- _Task instructions_
Repeat the whole of the data, keeping every detail the same.

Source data
• • •
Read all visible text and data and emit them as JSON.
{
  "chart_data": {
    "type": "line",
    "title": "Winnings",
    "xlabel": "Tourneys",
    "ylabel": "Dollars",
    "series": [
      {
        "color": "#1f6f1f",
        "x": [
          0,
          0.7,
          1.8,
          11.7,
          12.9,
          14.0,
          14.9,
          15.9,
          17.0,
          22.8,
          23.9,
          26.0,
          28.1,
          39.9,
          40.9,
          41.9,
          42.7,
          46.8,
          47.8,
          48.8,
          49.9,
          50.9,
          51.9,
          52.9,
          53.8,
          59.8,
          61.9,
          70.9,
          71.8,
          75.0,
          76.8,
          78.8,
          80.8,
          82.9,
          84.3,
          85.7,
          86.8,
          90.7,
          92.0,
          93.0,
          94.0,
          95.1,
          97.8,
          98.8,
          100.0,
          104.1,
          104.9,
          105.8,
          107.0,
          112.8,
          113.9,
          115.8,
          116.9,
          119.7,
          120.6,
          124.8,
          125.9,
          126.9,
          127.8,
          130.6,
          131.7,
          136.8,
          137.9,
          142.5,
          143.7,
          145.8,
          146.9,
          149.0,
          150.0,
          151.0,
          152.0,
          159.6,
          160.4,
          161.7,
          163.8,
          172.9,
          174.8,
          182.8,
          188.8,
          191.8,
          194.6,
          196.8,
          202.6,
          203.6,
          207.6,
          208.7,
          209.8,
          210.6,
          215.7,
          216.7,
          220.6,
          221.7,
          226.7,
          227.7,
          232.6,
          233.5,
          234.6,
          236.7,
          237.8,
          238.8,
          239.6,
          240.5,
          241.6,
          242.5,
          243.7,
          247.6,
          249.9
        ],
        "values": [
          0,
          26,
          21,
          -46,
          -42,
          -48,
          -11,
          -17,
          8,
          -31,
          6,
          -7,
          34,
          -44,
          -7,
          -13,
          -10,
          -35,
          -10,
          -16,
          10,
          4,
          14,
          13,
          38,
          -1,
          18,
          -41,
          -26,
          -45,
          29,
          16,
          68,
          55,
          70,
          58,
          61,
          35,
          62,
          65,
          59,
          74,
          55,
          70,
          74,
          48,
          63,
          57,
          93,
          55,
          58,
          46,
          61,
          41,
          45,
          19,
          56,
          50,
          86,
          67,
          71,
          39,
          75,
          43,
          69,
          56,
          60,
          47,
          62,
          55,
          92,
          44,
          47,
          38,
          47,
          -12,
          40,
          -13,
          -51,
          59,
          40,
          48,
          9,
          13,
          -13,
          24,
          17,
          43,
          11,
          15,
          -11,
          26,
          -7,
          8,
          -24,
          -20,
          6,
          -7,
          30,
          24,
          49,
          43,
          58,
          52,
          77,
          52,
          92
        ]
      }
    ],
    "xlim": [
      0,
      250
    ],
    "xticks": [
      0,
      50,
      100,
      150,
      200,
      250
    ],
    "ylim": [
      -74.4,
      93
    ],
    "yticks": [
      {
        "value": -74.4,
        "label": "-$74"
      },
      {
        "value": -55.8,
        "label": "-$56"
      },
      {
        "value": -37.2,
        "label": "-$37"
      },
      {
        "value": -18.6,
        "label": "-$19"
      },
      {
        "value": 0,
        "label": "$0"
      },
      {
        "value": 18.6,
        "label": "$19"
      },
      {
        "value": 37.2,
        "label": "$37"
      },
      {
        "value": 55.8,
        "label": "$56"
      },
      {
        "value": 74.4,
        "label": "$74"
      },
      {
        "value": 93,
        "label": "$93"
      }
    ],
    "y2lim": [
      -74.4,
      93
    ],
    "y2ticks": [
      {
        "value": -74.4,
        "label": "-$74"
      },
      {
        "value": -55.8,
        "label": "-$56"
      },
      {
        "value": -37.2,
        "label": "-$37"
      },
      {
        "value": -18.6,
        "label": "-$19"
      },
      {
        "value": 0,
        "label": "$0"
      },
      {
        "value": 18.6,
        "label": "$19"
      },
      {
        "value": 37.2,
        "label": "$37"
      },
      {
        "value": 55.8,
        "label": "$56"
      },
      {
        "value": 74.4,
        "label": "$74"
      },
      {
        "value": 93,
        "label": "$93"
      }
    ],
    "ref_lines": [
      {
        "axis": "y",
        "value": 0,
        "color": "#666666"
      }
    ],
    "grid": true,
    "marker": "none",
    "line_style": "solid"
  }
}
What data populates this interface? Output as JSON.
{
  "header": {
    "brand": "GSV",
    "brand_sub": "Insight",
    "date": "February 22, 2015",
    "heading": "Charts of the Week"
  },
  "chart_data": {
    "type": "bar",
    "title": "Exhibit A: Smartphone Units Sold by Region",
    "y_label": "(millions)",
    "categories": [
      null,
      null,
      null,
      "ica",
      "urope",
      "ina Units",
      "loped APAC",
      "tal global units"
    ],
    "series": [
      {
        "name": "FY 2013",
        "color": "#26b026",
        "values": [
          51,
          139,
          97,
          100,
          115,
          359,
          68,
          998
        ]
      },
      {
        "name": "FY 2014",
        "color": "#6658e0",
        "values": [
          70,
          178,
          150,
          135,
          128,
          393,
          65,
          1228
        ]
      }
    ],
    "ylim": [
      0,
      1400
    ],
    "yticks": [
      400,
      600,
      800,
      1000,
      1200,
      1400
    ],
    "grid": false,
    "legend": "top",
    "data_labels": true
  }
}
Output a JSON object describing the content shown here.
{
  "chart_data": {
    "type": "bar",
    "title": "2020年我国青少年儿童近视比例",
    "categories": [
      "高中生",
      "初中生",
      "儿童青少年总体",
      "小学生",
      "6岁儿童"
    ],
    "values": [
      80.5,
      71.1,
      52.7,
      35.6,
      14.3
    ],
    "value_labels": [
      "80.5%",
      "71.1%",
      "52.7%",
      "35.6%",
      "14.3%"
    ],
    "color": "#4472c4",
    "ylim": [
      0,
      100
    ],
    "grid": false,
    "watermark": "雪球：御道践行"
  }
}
• • •
- _Result of the exercise_
Read all visible text and data and emit them as JSON.
{
  "chart_data": {
    "type": "line",
    "title": "Winnings",
    "xlabel": "Tourneys",
    "ylabel": "Dollars",
    "series": [
      {
        "color": "#1f6f1f",
        "x": [
          0,
          0.7,
          1.8,
          11.7,
          12.9,
          14.0,
          14.9,
          15.9,
          17.0,
          22.8,
          23.9,
          26.0,
          28.1,
          39.9,
          40.9,
          41.9,
          42.7,
          46.8,
          47.8,
          48.8,
          49.9,
          50.9,
          51.9,
          52.9,
          53.8,
          59.8,
          61.9,
          70.9,
          71.8,
          75.0,
          76.8,
          78.8,
          80.8,
          82.9,
          84.3,
          85.7,
          86.8,
          90.7,
          92.0,
          93.0,
          94.0,
          95.1,
          97.8,
          98.8,
          100.0,
          104.1,
          104.9,
          105.8,
          107.0,
          112.8,
          113.9,
          115.8,
          116.9,
          119.7,
          120.6,
          124.8,
          125.9,
          126.9,
          127.8,
          130.6,
          131.7,
          136.8,
          137.9,
          142.5,
          143.7,
          145.8,
          146.9,
          149.0,
          150.0,
          151.0,
          152.0,
          159.6,
          160.4,
          161.7,
          163.8,
          172.9,
          174.8,
          182.8,
          188.8,
          191.8,
          194.6,
          196.8,
          202.6,
          203.6,
          207.6,
          208.7,
          209.8,
          210.6,
          215.7,
          216.7,
          220.6,
          221.7,
          226.7,
          227.7,
          232.6,
          233.5,
          234.6,
          236.7,
          237.8,
          238.8,
          239.6,
          240.5,
          241.6,
          242.5,
          243.7,
          247.6,
          249.9
        ],
        "values": [
          0,
          26,
          21,
          -46,
          -42,
          -48,
          -11,
          -17,
          8,
          -31,
          6,
          -7,
          34,
          -44,
          -7,
          -13,
          -10,
          -35,
          -10,
          -16,
          10,
          4,
          14,
          13,
          38,
          -1,
          18,
          -41,
          -26,
          -45,
          29,
          16,
          68,
          55,
          70,
          58,
          61,
          35,
          62,
          65,
          59,
          74,
          55,
          70,
          74,
          48,
          63,
          57,
          93,
          55,
          58,
          46,
          61,
          41,
          45,
          19,
          56,
          50,
          86,
          67,
          71,
          39,
          75,
          43,
          69,
          56,
          60,
          47,
          62,
          55,
          92,
          44,
          47,
          38,
          47,
          -12,
          40,
          -13,
          -51,
          59,
          40,
          48,
          9,
          13,
          -13,
          24,
          17,
          43,
          11,
          15,
          -11,
          26,
          -7,
          8,
          -24,
          -20,
          6,
          -7,
          30,
          24,
          49,
          43,
          58,
          52,
          77,
          52,
          92
        ]
      }
    ],
    "xlim": [
      0,
      250
    ],
    "xticks": [
      0,
      50,
      100,
      150,
      200,
      250
    ],
    "ylim": [
      -74.4,
      93
    ],
    "yticks": [
      {
        "value": -74.4,
        "label": "-$74"
      },
      {
        "value": -55.8,
        "label": "-$56"
      },
      {
        "value": -37.2,
        "label": "-$37"
      },
      {
        "value": -18.6,
        "label": "-$19"
      },
      {
        "value": 0,
        "label": "$0"
      },
      {
        "value": 18.6,
        "label": "$19"
      },
      {
        "value": 37.2,
        "label": "$37"
      },
      {
        "value": 55.8,
        "label": "$56"
      },
      {
        "value": 74.4,
        "label": "$74"
      },
      {
        "value": 93,
        "label": "$93"
      }
    ],
    "y2lim": [
      -74.4,
      93
    ],
    "y2ticks": [
      {
        "value": -74.4,
        "label": "-$74"
      },
      {
        "value": -55.8,
        "label": "-$56"
      },
      {
        "value": -37.2,
        "label": "-$37"
      },
      {
        "value": -18.6,
        "label": "-$19"
      },
      {
        "value": 0,
        "label": "$0"
      },
      {
        "value": 18.6,
        "label": "$19"
      },
      {
        "value": 37.2,
        "label": "$37"
      },
      {
        "value": 55.8,
        "label": "$56"
      },
      {
        "value": 74.4,
        "label": "$74"
      },
      {
        "value": 93,
        "label": "$93"
      }
    ],
    "ref_lines": [
      {
        "axis": "y",
        "value": 0,
        "color": "#666666"
      }
    ],
    "grid": true,
    "marker": "none",
    "line_style": "solid"
  }
}
What data populates this interface? Output as JSON.
{
  "header": {
    "brand": "GSV",
    "brand_sub": "Insight",
    "date": "February 22, 2015",
    "heading": "Charts of the Week"
  },
  "chart_data": {
    "type": "bar",
    "title": "Exhibit A: Smartphone Units Sold by Region",
    "y_label": "(millions)",
    "categories": [
      null,
      null,
      null,
      "ica",
      "urope",
      "ina Units",
      "loped APAC",
      "tal global units"
    ],
    "series": [
      {
        "name": "FY 2013",
        "color": "#26b026",
        "values": [
          51,
          139,
          97,
          100,
          115,
          359,
          68,
          998
        ]
      },
      {
        "name": "FY 2014",
        "color": "#6658e0",
        "values": [
          70,
          178,
          150,
          135,
          128,
          393,
          65,
          1228
        ]
      }
    ],
    "ylim": [
      0,
      1400
    ],
    "yticks": [
      400,
      600,
      800,
      1000,
      1200,
      1400
    ],
    "grid": false,
    "legend": "top",
    "data_labels": true
  }
}
Output a JSON object describing the content shown here.
{
  "chart_data": {
    "type": "bar",
    "title": "2020年我国青少年儿童近视比例",
    "categories": [
      "高中生",
      "初中生",
      "儿童青少年总体",
      "小学生",
      "6岁儿童"
    ],
    "values": [
      80.5,
      71.1,
      52.7,
      35.6,
      14.3
    ],
    "value_labels": [
      "80.5%",
      "71.1%",
      "52.7%",
      "35.6%",
      "14.3%"
    ],
    "color": "#4472c4",
    "ylim": [
      0,
      100
    ],
    "grid": false,
    "watermark": "雪球：御道践行"
  }
}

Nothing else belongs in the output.